__WHAT THE EXERCISE ASKS__
Using the data below, copy every line that contains the word "badge".
>>>>>
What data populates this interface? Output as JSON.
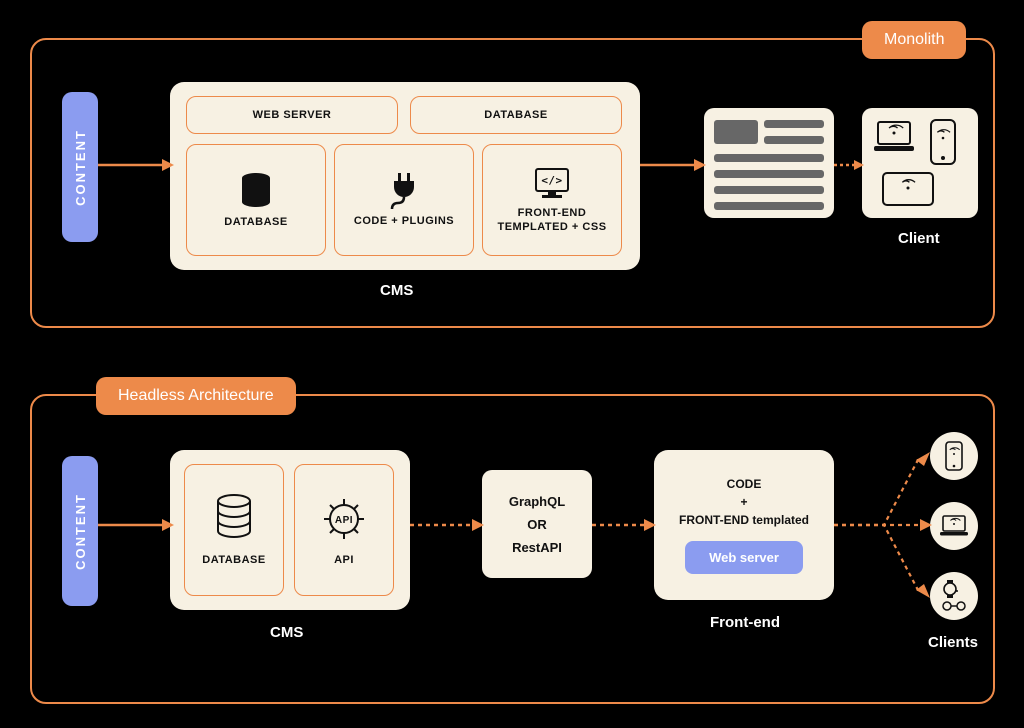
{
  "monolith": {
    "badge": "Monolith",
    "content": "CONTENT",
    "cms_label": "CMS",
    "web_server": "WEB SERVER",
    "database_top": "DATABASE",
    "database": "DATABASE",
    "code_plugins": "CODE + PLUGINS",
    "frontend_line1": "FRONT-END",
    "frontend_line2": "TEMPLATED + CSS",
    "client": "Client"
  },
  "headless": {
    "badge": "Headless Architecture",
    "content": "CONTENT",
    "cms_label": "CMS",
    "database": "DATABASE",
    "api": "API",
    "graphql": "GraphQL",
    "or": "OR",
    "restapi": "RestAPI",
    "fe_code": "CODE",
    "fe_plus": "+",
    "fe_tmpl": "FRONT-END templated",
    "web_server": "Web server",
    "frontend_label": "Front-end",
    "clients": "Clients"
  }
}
<<<<<
__OUTPUT OF THE EXERCISE__
    "badge": "Monolith",
    "badge": "Headless Architecture",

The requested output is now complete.